→ **THE PROBLEM**: Extract the lines that hold the string "title".

→ **EXTRACTED RECORDS**:
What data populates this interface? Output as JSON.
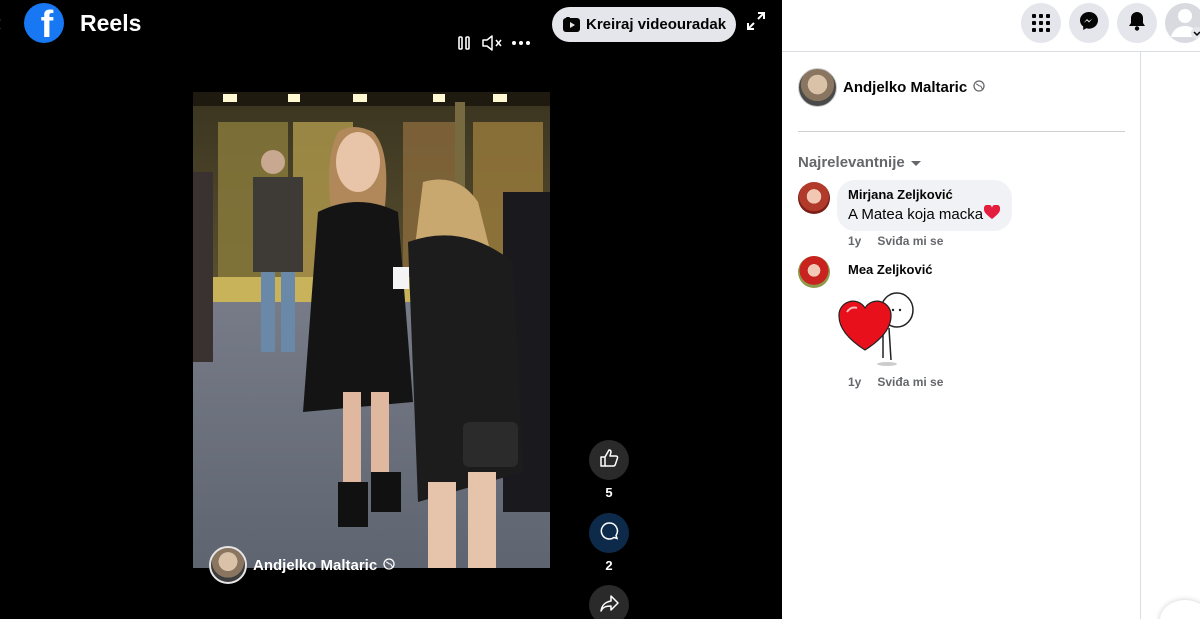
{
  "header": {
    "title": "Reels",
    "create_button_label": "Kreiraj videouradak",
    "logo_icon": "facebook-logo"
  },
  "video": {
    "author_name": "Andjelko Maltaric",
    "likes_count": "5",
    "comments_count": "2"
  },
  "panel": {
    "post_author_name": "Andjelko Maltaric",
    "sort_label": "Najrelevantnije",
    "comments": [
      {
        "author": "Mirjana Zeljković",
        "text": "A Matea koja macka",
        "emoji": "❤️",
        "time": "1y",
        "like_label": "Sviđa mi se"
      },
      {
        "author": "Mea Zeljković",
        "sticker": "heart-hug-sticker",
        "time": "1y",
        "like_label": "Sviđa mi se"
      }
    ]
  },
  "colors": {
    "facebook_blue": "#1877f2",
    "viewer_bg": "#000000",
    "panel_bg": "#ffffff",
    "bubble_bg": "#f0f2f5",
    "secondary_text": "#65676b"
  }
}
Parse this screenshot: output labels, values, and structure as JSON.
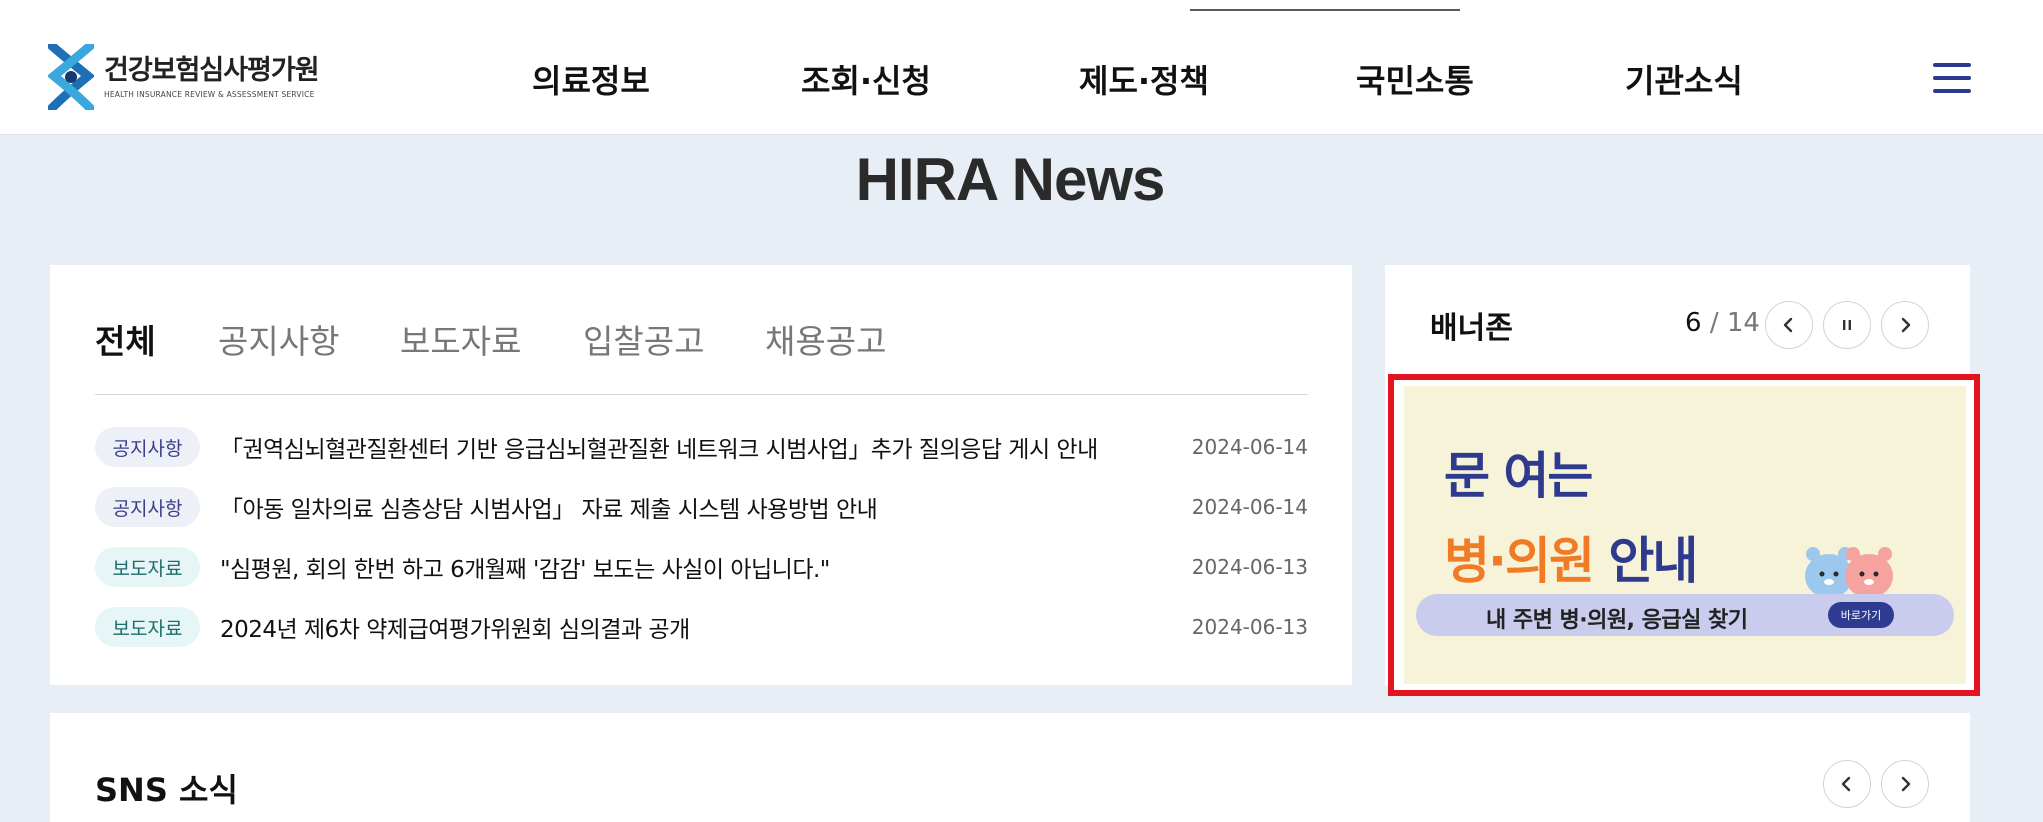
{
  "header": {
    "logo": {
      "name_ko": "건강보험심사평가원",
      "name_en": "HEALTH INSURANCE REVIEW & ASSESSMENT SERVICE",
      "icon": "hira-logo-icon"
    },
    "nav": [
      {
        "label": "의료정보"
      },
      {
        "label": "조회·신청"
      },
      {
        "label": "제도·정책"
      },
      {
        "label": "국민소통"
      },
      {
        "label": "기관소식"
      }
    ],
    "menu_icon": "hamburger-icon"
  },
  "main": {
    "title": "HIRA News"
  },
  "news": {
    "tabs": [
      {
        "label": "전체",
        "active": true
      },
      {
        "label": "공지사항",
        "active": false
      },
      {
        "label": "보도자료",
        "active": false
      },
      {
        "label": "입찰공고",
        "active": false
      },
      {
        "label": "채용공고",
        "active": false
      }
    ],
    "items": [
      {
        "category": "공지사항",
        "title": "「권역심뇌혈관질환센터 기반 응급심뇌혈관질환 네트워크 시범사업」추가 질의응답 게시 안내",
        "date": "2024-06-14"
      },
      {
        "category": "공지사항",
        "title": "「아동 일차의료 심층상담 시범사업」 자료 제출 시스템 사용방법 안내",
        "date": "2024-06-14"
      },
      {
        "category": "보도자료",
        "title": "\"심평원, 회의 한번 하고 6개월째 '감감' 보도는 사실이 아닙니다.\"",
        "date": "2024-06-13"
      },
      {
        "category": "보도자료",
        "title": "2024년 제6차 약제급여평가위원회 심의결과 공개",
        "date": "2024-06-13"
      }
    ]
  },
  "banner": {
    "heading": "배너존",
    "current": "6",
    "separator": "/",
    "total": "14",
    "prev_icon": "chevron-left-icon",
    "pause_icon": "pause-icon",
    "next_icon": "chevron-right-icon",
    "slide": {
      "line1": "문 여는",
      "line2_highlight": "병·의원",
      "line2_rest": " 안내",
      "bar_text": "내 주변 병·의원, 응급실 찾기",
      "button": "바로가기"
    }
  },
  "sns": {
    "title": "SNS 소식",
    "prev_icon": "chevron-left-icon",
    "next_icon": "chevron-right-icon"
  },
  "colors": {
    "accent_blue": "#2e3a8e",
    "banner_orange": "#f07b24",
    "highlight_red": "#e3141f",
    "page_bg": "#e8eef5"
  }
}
==
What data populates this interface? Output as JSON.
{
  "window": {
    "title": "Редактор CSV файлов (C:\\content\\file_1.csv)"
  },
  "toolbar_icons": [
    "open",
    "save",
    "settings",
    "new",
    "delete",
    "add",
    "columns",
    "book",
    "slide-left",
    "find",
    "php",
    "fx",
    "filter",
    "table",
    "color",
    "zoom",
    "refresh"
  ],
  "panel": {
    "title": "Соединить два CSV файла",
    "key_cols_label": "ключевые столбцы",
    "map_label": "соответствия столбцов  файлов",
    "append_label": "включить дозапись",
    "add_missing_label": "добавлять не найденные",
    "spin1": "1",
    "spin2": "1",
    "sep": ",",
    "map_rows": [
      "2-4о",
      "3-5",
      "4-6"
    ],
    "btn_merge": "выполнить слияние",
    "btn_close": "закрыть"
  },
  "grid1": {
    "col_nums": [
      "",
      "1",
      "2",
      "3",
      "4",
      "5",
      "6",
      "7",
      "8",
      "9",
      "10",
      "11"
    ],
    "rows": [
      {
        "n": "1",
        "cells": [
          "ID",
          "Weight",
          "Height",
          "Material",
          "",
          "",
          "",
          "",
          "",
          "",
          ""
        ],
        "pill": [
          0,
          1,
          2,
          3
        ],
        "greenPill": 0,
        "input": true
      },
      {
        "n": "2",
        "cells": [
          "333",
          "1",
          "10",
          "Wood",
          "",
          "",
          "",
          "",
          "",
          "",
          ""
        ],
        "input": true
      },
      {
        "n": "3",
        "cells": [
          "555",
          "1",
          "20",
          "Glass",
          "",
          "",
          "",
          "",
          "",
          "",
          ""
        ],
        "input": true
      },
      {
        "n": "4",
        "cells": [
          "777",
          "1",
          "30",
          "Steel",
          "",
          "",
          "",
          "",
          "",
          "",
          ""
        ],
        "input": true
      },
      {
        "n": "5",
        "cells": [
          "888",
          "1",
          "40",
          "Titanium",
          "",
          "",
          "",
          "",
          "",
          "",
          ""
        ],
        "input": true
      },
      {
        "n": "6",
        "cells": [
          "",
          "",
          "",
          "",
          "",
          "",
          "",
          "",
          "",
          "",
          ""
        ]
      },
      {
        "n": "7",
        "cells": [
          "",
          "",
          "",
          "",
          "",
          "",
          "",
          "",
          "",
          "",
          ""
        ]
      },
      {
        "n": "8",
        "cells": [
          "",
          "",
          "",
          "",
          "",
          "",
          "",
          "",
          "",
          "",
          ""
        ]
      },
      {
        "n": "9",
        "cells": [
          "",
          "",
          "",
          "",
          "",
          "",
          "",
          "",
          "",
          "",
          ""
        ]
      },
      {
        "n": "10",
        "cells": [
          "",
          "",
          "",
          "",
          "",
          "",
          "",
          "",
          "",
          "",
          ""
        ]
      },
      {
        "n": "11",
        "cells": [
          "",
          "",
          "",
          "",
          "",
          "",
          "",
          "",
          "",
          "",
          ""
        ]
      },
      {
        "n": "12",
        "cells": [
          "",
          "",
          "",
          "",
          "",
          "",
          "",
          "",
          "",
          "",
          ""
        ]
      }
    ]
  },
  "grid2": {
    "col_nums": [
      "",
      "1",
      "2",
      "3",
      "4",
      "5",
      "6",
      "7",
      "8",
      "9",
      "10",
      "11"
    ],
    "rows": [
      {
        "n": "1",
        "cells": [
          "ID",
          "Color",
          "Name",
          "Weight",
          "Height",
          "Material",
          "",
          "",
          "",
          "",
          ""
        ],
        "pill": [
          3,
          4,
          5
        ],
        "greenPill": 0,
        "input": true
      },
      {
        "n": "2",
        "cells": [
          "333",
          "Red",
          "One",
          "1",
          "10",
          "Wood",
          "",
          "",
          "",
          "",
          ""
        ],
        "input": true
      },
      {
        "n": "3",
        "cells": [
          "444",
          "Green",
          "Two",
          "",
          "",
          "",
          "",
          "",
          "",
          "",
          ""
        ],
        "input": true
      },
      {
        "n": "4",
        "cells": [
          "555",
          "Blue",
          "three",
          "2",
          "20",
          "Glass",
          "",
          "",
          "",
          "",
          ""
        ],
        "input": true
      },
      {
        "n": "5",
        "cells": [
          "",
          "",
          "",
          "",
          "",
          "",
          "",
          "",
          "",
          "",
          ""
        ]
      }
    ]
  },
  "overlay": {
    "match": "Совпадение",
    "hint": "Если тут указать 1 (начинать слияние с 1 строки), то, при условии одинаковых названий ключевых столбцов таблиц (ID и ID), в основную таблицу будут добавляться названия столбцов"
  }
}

→ **COMPLETED EXERCISE**:
    "title": "Reels",
    "title": "HIRA News"
        "title": "「권역심뇌혈관질환센터 기반 응급심뇌혈관질환 네트워크 시범사업」추가 질의응답 게시 안내",
        "title": "「아동 일차의료 심층상담 시범사업」 자료 제출 시스템 사용방법 안내",
        "title": "\"심평원, 회의 한번 하고 6개월째 '감감' 보도는 사실이 아닙니다.\"",
        "title": "2024년 제6차 약제급여평가위원회 심의결과 공개",
    "title": "SNS 소식",
    "title": "Редактор CSV файлов (C:\\content\\file_1.csv)"
    "title": "Соединить два CSV файла",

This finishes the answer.